現場レポート

2024/05/24/金

寄稿:白衣のバックパッカー放浪記

白衣のバックパッカー放浪記 vol.8/クアラルンプール編①

▼前回はこちら
https://mediva.co.jp/report/backpacker/14034/


まずはじめに

少し仰々しい、ワザとらしいタイトルで今回は始めてみようと思う。ダナンの空港でこれからどこに行くんですか?と聞かれた時のことだ。「クアラルンプールです」と返事をすると「あぁ、ケイエルですね」と言われた。しかしそれがどこなのかピンとこなかった。実はクアラルンプールのことを愛称を込めてKLと呼ぶそうだ。なんだ気取ってと最初は思ったが、ロサンゼルスをLAと呼ぶことに気がつくと、そう呼ぶことに抵抗はなくなった。

__課題一覧__:
- 1) 本文によると、クアラルンプールは愛称を込めて何と呼ばれているか。
- 2) 本文から「白衣のバックパッカー放浪記 vol.8/クアラルンプール編①」と「呼ぶことに抵抗はなくなった。」の間を、両端を含めてそのまま書き出せ。

__提供データ__:

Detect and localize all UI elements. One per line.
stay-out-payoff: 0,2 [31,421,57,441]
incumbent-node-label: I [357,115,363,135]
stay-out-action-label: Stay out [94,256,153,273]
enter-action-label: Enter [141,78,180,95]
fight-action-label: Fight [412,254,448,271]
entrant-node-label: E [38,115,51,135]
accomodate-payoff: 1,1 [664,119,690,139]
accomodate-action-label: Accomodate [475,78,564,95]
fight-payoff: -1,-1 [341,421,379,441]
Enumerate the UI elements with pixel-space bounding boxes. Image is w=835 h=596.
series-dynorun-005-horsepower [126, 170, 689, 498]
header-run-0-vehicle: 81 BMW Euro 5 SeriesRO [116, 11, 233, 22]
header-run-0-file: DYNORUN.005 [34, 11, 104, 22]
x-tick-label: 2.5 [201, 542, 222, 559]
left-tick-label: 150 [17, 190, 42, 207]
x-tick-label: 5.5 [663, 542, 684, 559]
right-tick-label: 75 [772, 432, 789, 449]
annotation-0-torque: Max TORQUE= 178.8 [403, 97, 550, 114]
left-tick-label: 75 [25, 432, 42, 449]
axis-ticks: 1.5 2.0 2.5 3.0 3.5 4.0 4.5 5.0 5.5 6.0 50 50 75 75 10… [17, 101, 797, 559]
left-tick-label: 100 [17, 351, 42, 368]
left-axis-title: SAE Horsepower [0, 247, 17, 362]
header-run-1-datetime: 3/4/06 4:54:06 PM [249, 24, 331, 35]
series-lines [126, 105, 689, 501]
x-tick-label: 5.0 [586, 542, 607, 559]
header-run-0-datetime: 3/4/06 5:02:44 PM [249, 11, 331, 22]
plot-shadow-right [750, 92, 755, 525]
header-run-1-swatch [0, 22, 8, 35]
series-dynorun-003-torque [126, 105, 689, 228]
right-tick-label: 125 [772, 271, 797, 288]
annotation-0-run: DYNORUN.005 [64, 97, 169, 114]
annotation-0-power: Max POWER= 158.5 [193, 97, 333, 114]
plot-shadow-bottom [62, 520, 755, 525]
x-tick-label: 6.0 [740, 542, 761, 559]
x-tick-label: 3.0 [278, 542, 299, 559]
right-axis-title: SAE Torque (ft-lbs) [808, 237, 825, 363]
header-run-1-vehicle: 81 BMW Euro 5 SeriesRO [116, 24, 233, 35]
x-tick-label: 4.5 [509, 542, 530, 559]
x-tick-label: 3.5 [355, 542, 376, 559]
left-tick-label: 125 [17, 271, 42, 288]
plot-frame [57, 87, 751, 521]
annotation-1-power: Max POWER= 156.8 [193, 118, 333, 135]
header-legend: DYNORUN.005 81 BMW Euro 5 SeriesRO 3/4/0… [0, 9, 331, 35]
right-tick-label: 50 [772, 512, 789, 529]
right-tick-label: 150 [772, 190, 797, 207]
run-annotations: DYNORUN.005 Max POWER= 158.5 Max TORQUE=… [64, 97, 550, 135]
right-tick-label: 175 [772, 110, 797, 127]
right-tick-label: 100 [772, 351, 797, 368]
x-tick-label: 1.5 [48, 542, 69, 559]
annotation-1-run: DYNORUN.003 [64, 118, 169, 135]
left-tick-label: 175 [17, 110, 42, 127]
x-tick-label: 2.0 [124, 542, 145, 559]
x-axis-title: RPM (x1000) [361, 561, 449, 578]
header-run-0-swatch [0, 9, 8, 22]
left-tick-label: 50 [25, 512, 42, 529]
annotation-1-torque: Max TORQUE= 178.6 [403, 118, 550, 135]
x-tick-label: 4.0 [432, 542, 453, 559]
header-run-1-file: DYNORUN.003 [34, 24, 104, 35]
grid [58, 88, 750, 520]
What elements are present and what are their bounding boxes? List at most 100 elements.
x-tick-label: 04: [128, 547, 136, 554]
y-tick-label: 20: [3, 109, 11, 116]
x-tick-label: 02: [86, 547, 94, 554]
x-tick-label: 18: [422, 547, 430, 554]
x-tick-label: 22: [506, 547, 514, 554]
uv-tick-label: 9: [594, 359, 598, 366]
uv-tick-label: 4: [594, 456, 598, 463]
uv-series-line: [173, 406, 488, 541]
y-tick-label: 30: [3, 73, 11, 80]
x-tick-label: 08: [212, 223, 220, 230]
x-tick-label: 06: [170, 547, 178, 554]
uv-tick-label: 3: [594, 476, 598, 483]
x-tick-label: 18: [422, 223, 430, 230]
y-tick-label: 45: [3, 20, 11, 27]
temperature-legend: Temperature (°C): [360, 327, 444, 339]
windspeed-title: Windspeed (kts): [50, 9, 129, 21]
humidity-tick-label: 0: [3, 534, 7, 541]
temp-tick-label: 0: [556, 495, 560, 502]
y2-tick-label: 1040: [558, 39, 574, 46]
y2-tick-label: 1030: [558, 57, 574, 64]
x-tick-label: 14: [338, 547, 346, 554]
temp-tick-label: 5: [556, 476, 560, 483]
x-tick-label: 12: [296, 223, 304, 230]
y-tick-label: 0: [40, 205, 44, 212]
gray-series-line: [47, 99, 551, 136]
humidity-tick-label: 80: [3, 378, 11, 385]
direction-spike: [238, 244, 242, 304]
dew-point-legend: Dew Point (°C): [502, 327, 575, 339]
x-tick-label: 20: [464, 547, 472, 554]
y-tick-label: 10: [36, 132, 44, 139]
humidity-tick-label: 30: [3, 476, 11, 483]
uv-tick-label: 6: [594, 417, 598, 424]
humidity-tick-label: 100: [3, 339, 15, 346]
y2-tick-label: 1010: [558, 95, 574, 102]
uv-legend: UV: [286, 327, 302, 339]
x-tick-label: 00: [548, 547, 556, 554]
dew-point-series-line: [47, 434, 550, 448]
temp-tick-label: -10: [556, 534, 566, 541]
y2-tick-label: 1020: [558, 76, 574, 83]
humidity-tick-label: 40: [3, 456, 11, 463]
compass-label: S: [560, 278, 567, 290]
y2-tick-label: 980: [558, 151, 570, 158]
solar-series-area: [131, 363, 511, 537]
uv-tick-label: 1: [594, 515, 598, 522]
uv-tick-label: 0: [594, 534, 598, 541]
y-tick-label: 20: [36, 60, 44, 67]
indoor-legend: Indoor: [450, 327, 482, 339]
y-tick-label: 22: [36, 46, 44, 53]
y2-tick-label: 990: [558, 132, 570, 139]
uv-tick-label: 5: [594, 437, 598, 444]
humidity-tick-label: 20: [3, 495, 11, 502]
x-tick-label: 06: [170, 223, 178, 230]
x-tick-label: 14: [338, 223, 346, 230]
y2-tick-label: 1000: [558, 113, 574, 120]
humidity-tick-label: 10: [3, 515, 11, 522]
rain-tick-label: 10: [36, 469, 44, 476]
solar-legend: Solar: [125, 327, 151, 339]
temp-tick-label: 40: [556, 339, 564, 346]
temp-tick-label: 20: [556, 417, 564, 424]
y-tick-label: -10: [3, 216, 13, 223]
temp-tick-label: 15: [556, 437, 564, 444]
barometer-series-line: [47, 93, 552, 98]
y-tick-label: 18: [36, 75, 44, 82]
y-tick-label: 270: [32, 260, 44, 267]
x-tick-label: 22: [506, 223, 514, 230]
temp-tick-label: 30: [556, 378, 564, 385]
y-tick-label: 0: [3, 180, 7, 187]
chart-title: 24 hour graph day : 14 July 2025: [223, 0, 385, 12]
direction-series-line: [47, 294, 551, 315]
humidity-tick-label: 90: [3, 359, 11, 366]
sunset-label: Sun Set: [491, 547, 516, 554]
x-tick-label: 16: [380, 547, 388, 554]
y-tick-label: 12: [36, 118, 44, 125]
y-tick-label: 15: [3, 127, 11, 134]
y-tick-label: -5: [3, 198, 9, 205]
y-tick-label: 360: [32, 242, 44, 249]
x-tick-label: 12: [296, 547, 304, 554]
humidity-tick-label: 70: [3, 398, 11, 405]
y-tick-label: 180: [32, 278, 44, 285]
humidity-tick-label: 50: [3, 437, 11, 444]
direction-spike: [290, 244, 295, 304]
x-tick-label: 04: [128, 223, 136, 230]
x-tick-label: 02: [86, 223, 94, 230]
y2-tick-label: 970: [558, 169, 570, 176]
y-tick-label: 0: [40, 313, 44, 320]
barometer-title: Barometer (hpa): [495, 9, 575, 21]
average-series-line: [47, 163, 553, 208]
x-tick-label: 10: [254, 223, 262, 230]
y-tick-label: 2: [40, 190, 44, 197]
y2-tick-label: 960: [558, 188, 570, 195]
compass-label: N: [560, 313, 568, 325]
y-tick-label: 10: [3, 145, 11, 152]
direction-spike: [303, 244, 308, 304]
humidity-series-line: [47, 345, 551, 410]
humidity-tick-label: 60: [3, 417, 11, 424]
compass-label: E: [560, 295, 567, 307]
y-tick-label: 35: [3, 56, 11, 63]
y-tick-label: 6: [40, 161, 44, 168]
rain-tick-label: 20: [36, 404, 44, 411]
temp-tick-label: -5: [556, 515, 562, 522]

__各課題の解答__:
- 1) KL(ケイエル)と呼ばれている。

- 2)
白衣のバックパッカー放浪記 vol.8/クアラルンプール編①

▼前回はこちら
https://mediva.co.jp/report/backpacker/14034/


まずはじめに

少し仰々しい、ワザとらしいタイトルで今回は始めてみようと思う。ダナンの空港でこれからどこに行くんですか?と聞かれた時のことだ。「クアラルンプールです」と返事をすると「あぁ、ケイエルですね」と言われた。しかしそれがどこなのかピンとこなかった。実はクアラルンプールのことを愛称を込めてKLと呼ぶそうだ。なんだ気取ってと最初は思ったが、ロサンゼルスをLAと呼ぶことに気がつくと、そう呼ぶことに抵抗はなくなった。